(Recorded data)
☆ ☆ ☆ ☆ ☆

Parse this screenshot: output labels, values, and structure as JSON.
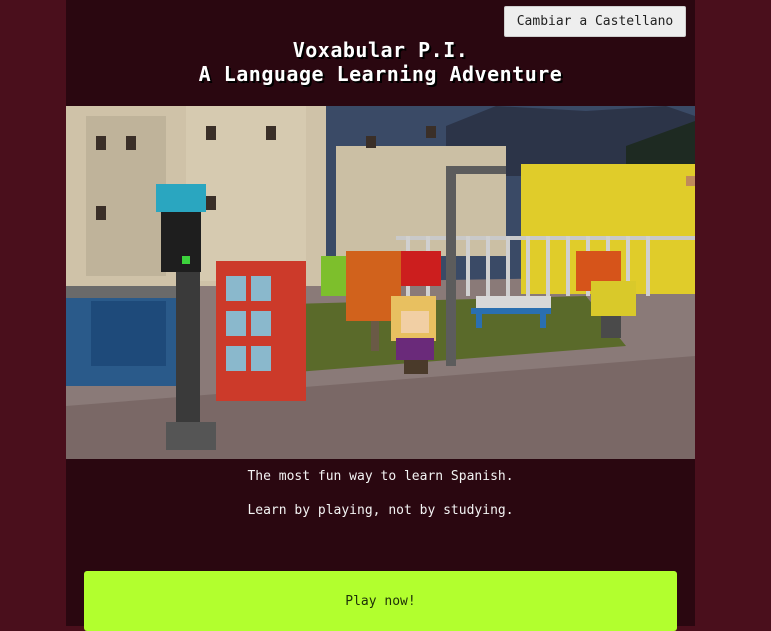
{
  "header": {
    "language_button": "Cambiar a Castellano",
    "title_line1": "Voxabular P.I.",
    "title_line2": "A Language Learning Adventure"
  },
  "hero": {
    "icon": "voxel-town-scene"
  },
  "content": {
    "tagline1": "The most fun way to learn Spanish.",
    "tagline2": "Learn by playing, not by studying.",
    "play_button": "Play now!"
  },
  "colors": {
    "page_background": "#4a0f1c",
    "column_background": "#2a0710",
    "play_button": "#b2ff2e"
  }
}
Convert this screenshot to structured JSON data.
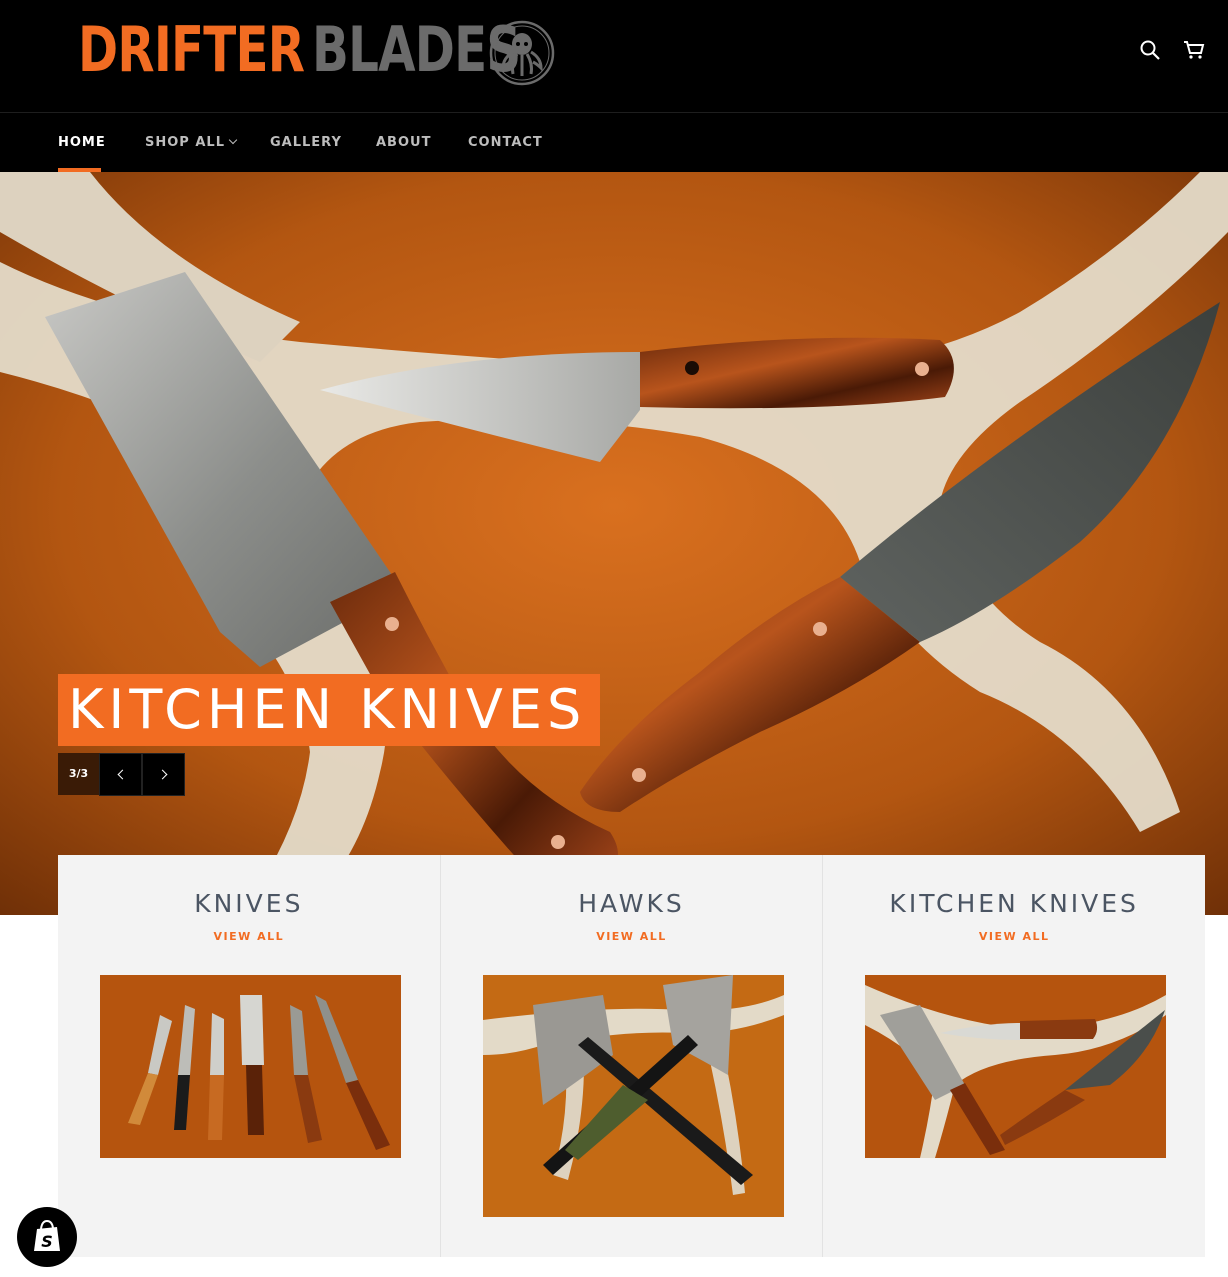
{
  "brand": {
    "name_part1": "DRIFTER",
    "name_part2": "BLADES",
    "accent_color": "#f26c22",
    "secondary_color": "#6b6b6b",
    "emblem_icon": "octopus-icon"
  },
  "header": {
    "icons": [
      "search-icon",
      "cart-icon"
    ]
  },
  "nav": {
    "items": [
      {
        "label": "HOME",
        "active": true
      },
      {
        "label": "SHOP ALL",
        "has_dropdown": true
      },
      {
        "label": "GALLERY"
      },
      {
        "label": "ABOUT"
      },
      {
        "label": "CONTACT"
      }
    ]
  },
  "hero": {
    "title": "KITCHEN KNIVES",
    "slide_counter": "3/3",
    "prev_icon": "chevron-left-icon",
    "next_icon": "chevron-right-icon"
  },
  "collections": [
    {
      "title": "KNIVES",
      "link": "VIEW ALL"
    },
    {
      "title": "HAWKS",
      "link": "VIEW ALL"
    },
    {
      "title": "KITCHEN KNIVES",
      "link": "VIEW ALL"
    }
  ],
  "badge": {
    "icon": "shopify-bag-icon"
  }
}
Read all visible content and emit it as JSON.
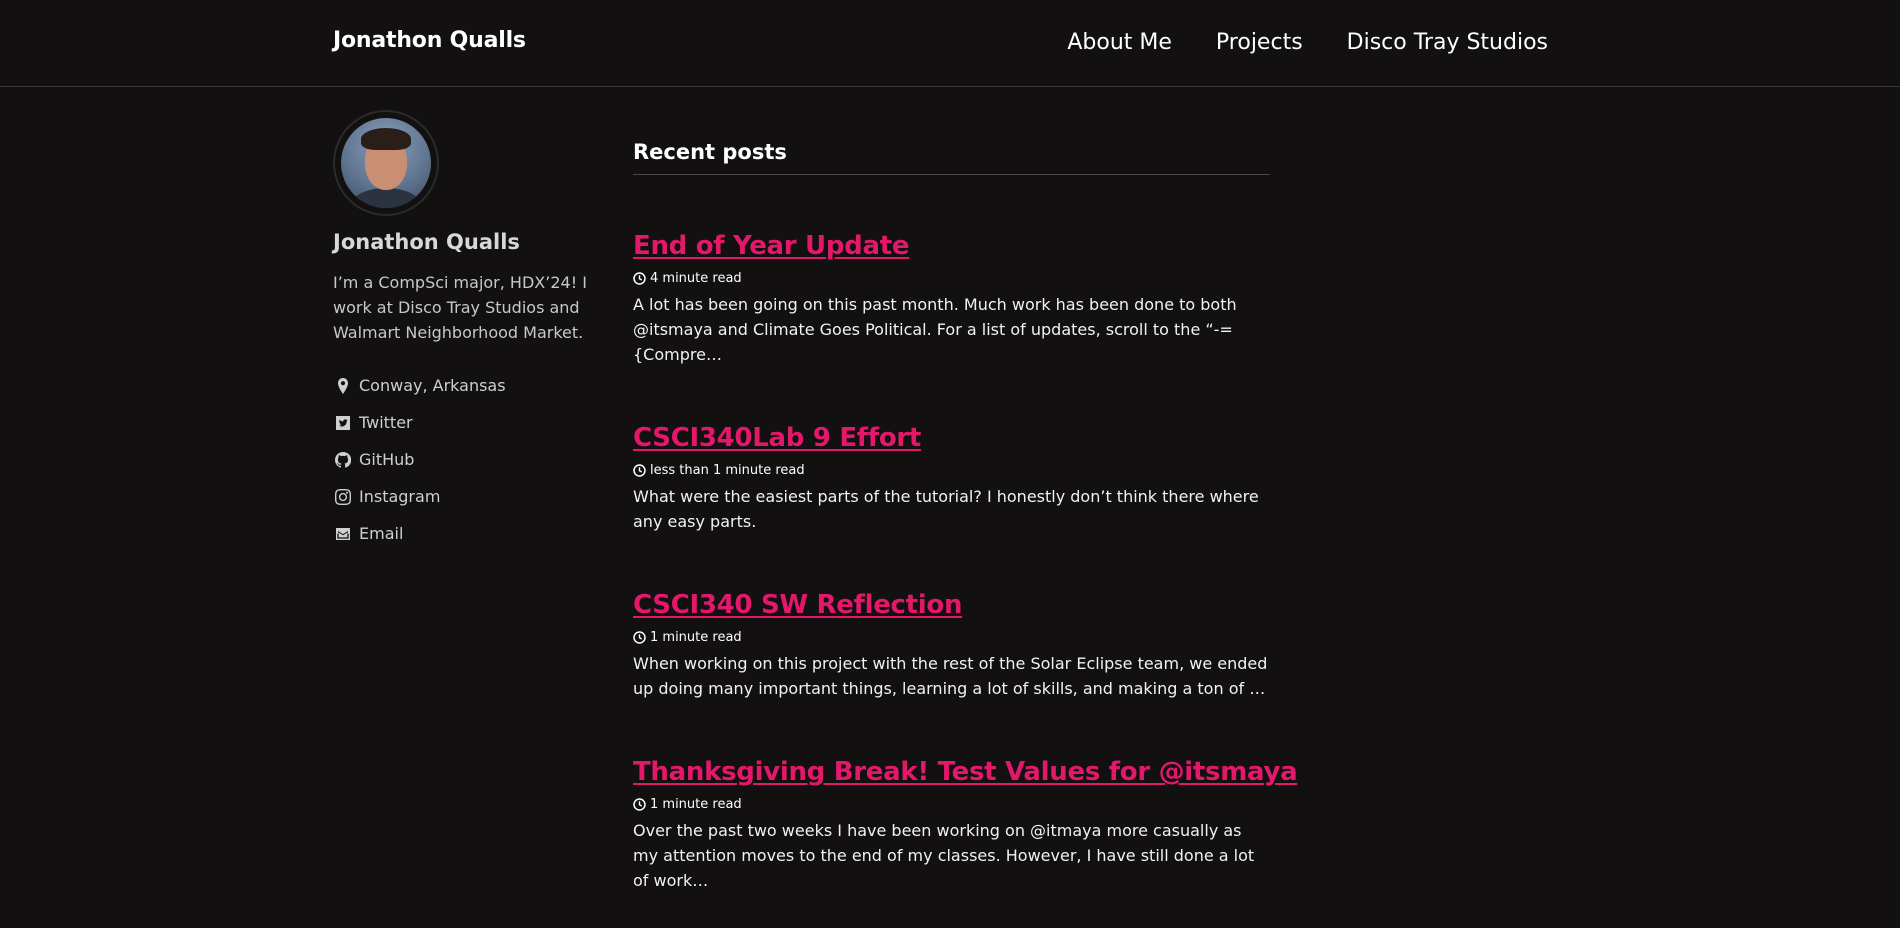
{
  "masthead": {
    "site_title": "Jonathon Qualls",
    "nav": [
      "About Me",
      "Projects",
      "Disco Tray Studios"
    ]
  },
  "sidebar": {
    "name": "Jonathon Qualls",
    "bio": "I’m a CompSci major, HDX’24! I work at Disco Tray Studios and Walmart Neighborhood Market.",
    "links": [
      {
        "label": "Conway, Arkansas",
        "icon": "map-marker-icon"
      },
      {
        "label": "Twitter",
        "icon": "twitter-icon"
      },
      {
        "label": "GitHub",
        "icon": "github-icon"
      },
      {
        "label": "Instagram",
        "icon": "instagram-icon"
      },
      {
        "label": "Email",
        "icon": "email-icon"
      }
    ]
  },
  "main": {
    "heading": "Recent posts",
    "posts": [
      {
        "title": "End of Year Update",
        "read_time": "4 minute read",
        "excerpt": "A lot has been going on this past month. Much work has been done to both @itsmaya and Climate Goes Political. For a list of updates, scroll to the “-={Compre…"
      },
      {
        "title": "CSCI340Lab 9 Effort",
        "read_time": "less than 1 minute read",
        "excerpt": "What were the easiest parts of the tutorial? I honestly don’t think there where any easy parts."
      },
      {
        "title": "CSCI340 SW Reflection",
        "read_time": "1 minute read",
        "excerpt": "When working on this project with the rest of the Solar Eclipse team, we ended up doing many important things, learning a lot of skills, and making a ton of …"
      },
      {
        "title": "Thanksgiving Break! Test Values for @itsmaya",
        "read_time": "1 minute read",
        "excerpt": "Over the past two weeks I have been working on @itmaya more casually as my attention moves to the end of my classes. However, I have still done a lot of work…"
      }
    ]
  },
  "colors": {
    "background": "#121010",
    "accent": "#e3186a",
    "text": "#ffffff"
  }
}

☆ ☆ ☆ ☆ ☆

Of the lines above, how many contain the word "JSON"? Provide the number and nothing else.

3